**WHAT YOU SHOULD DO**
Write out each record below exactly as it appears, with no pictures.

**Data excerpts**

----

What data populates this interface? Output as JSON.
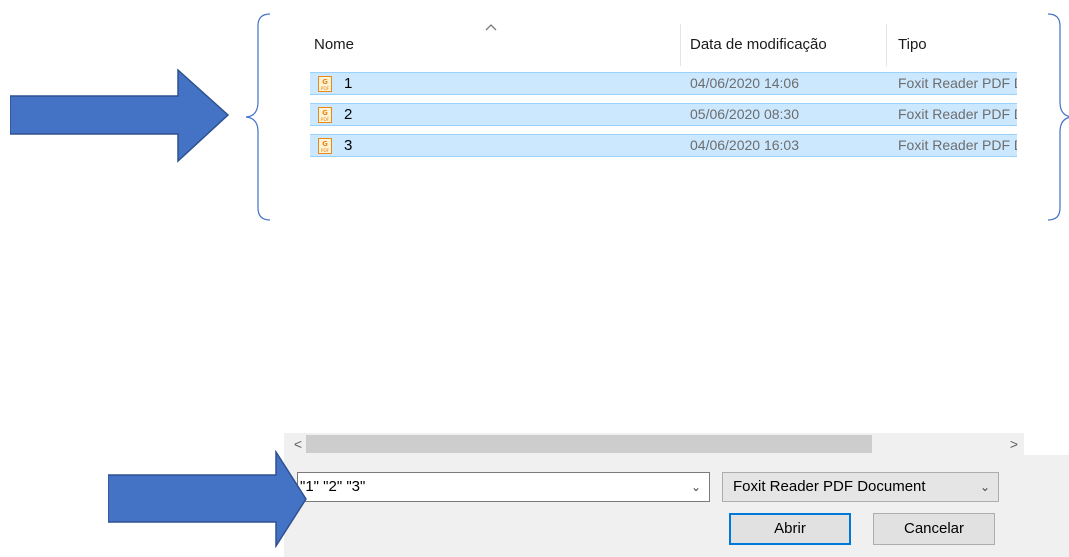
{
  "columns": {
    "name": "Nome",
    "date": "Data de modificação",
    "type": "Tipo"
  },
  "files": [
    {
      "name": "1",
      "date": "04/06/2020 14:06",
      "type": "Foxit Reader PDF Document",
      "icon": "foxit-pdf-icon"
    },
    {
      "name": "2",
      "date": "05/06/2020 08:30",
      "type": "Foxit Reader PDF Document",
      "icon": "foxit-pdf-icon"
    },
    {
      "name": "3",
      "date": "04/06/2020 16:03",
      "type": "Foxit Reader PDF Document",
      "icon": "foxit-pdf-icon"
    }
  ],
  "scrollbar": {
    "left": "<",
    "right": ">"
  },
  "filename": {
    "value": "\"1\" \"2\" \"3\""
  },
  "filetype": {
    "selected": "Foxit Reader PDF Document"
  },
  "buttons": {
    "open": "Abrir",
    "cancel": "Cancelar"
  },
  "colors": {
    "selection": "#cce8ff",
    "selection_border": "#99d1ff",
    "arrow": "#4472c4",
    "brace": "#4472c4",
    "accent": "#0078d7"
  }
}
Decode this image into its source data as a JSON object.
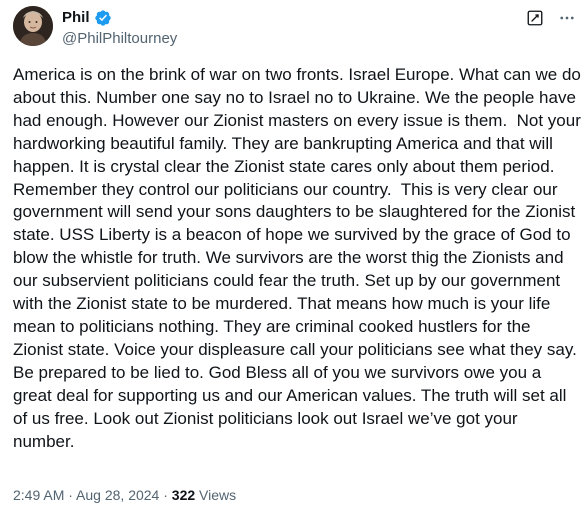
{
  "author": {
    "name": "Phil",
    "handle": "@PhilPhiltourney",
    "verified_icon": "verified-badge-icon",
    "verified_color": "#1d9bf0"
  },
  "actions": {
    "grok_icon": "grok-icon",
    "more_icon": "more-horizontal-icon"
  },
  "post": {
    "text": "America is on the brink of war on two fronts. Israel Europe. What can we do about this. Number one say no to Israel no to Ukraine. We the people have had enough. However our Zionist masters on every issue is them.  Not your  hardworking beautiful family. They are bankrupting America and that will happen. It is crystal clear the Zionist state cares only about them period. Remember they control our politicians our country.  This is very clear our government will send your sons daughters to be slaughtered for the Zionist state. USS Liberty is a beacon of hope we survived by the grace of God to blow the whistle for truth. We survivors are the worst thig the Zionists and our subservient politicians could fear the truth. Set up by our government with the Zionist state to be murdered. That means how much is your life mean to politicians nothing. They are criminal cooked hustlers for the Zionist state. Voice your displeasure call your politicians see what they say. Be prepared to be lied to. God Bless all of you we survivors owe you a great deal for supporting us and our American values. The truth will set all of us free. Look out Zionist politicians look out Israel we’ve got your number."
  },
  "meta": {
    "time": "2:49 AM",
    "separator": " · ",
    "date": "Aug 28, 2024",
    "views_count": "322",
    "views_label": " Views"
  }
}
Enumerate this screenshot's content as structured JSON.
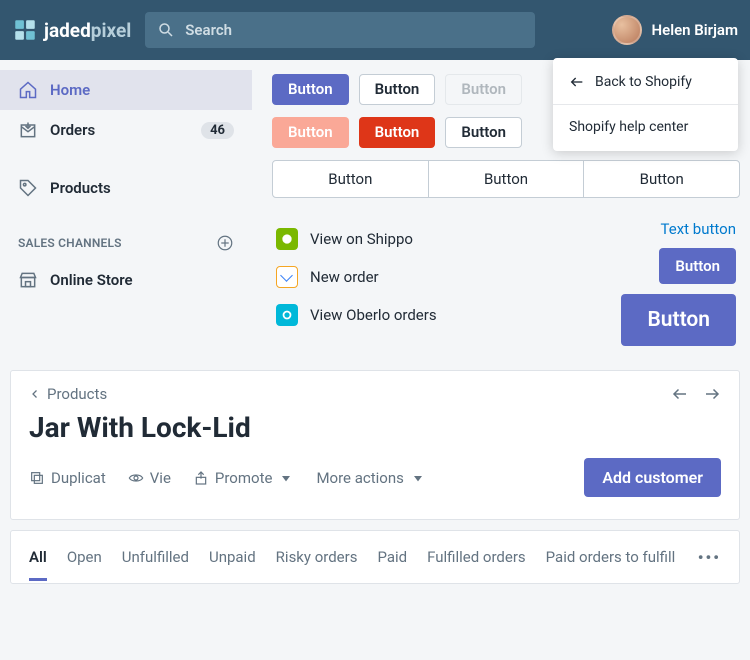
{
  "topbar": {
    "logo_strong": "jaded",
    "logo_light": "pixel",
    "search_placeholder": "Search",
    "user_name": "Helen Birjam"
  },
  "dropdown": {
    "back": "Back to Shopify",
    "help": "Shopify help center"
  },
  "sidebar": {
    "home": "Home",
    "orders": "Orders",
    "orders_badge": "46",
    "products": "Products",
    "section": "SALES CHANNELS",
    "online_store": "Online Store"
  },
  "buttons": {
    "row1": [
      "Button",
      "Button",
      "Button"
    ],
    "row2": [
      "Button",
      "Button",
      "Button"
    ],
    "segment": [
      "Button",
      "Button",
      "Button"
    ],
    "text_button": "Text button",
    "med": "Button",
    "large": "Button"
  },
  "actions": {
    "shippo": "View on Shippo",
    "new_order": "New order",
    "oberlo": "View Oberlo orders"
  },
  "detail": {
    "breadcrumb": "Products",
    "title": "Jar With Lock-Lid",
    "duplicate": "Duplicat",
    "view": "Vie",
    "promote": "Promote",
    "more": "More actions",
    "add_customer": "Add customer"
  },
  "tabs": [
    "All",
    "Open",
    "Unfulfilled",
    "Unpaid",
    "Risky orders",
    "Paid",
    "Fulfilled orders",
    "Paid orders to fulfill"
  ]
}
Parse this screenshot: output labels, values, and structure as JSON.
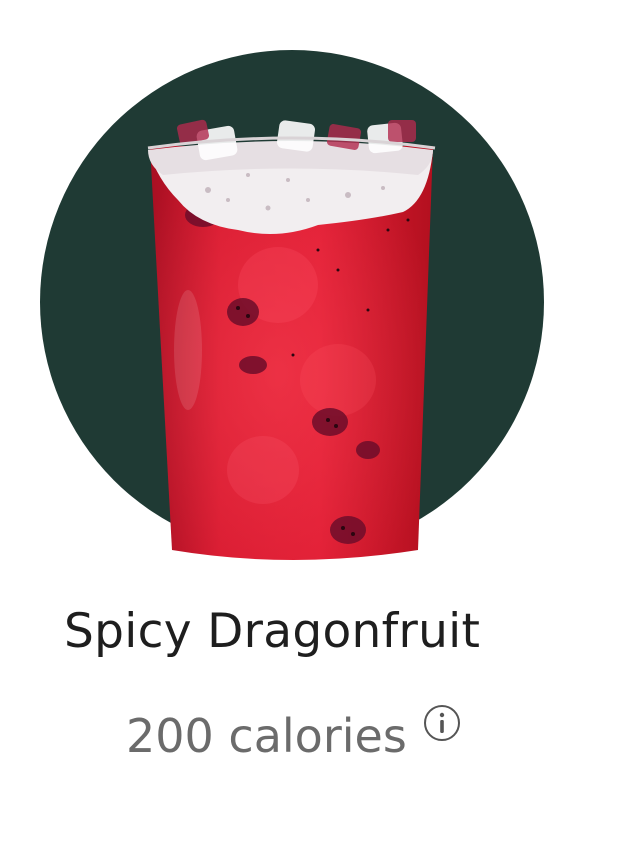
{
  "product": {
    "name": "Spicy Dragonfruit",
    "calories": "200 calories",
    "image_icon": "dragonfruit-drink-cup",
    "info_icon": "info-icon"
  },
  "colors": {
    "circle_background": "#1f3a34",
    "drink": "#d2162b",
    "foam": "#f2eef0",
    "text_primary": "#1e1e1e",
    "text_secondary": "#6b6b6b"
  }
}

----

**OUTPUT FOR THIS EXERCISE**
What data populates this interface? Output as JSON.
{
  "columns": {
    "name": "Nome",
    "date": "Data de modificação",
    "type": "Tipo"
  },
  "files": [
    {
      "name": "1",
      "date": "04/06/2020 14:06",
      "type": "Foxit Reader PDF Document",
      "icon": "foxit-pdf-icon"
    },
    {
      "name": "2",
      "date": "05/06/2020 08:30",
      "type": "Foxit Reader PDF Document",
      "icon": "foxit-pdf-icon"
    },
    {
      "name": "3",
      "date": "04/06/2020 16:03",
      "type": "Foxit Reader PDF Document",
      "icon": "foxit-pdf-icon"
    }
  ],
  "scrollbar": {
    "left": "<",
    "right": ">"
  },
  "filename": {
    "value": "\"1\" \"2\" \"3\""
  },
  "filetype": {
    "selected": "Foxit Reader PDF Document"
  },
  "buttons": {
    "open": "Abrir",
    "cancel": "Cancelar"
  },
  "colors": {
    "selection": "#cce8ff",
    "selection_border": "#99d1ff",
    "arrow": "#4472c4",
    "brace": "#4472c4",
    "accent": "#0078d7"
  }
}
Decode this image into its source data as a JSON object.
{
  "author": {
    "name": "Phil",
    "handle": "@PhilPhiltourney",
    "verified_icon": "verified-badge-icon",
    "verified_color": "#1d9bf0"
  },
  "actions": {
    "grok_icon": "grok-icon",
    "more_icon": "more-horizontal-icon"
  },
  "post": {
    "text": "America is on the brink of war on two fronts. Israel Europe. What can we do about this. Number one say no to Israel no to Ukraine. We the people have had enough. However our Zionist masters on every issue is them.  Not your  hardworking beautiful family. They are bankrupting America and that will happen. It is crystal clear the Zionist state cares only about them period. Remember they control our politicians our country.  This is very clear our government will send your sons daughters to be slaughtered for the Zionist state. USS Liberty is a beacon of hope we survived by the grace of God to blow the whistle for truth. We survivors are the worst thig the Zionists and our subservient politicians could fear the truth. Set up by our government with the Zionist state to be murdered. That means how much is your life mean to politicians nothing. They are criminal cooked hustlers for the Zionist state. Voice your displeasure call your politicians see what they say. Be prepared to be lied to. God Bless all of you we survivors owe you a great deal for supporting us and our American values. The truth will set all of us free. Look out Zionist politicians look out Israel we’ve got your number."
  },
  "meta": {
    "time": "2:49 AM",
    "separator": " · ",
    "date": "Aug 28, 2024",
    "views_count": "322",
    "views_label": " Views"
  }
}
Enumerate this screenshot's content as structured JSON.
{
  "topbar": {
    "logo_strong": "jaded",
    "logo_light": "pixel",
    "search_placeholder": "Search",
    "user_name": "Helen Birjam"
  },
  "dropdown": {
    "back": "Back to Shopify",
    "help": "Shopify help center"
  },
  "sidebar": {
    "home": "Home",
    "orders": "Orders",
    "orders_badge": "46",
    "products": "Products",
    "section": "SALES CHANNELS",
    "online_store": "Online Store"
  },
  "buttons": {
    "row1": [
      "Button",
      "Button",
      "Button"
    ],
    "row2": [
      "Button",
      "Button",
      "Button"
    ],
    "segment": [
      "Button",
      "Button",
      "Button"
    ],
    "text_button": "Text button",
    "med": "Button",
    "large": "Button"
  },
  "actions": {
    "shippo": "View on Shippo",
    "new_order": "New order",
    "oberlo": "View Oberlo orders"
  },
  "detail": {
    "breadcrumb": "Products",
    "title": "Jar With Lock-Lid",
    "duplicate": "Duplicat",
    "view": "Vie",
    "promote": "Promote",
    "more": "More actions",
    "add_customer": "Add customer"
  },
  "tabs": [
    "All",
    "Open",
    "Unfulfilled",
    "Unpaid",
    "Risky orders",
    "Paid",
    "Fulfilled orders",
    "Paid orders to fulfill"
  ]
}
Parse this screenshot: output labels, values, and structure as JSON.
{
  "product": {
    "name": "Spicy Dragonfruit",
    "calories": "200 calories",
    "image_icon": "dragonfruit-drink-cup",
    "info_icon": "info-icon"
  },
  "colors": {
    "circle_background": "#1f3a34",
    "drink": "#d2162b",
    "foam": "#f2eef0",
    "text_primary": "#1e1e1e",
    "text_secondary": "#6b6b6b"
  }
}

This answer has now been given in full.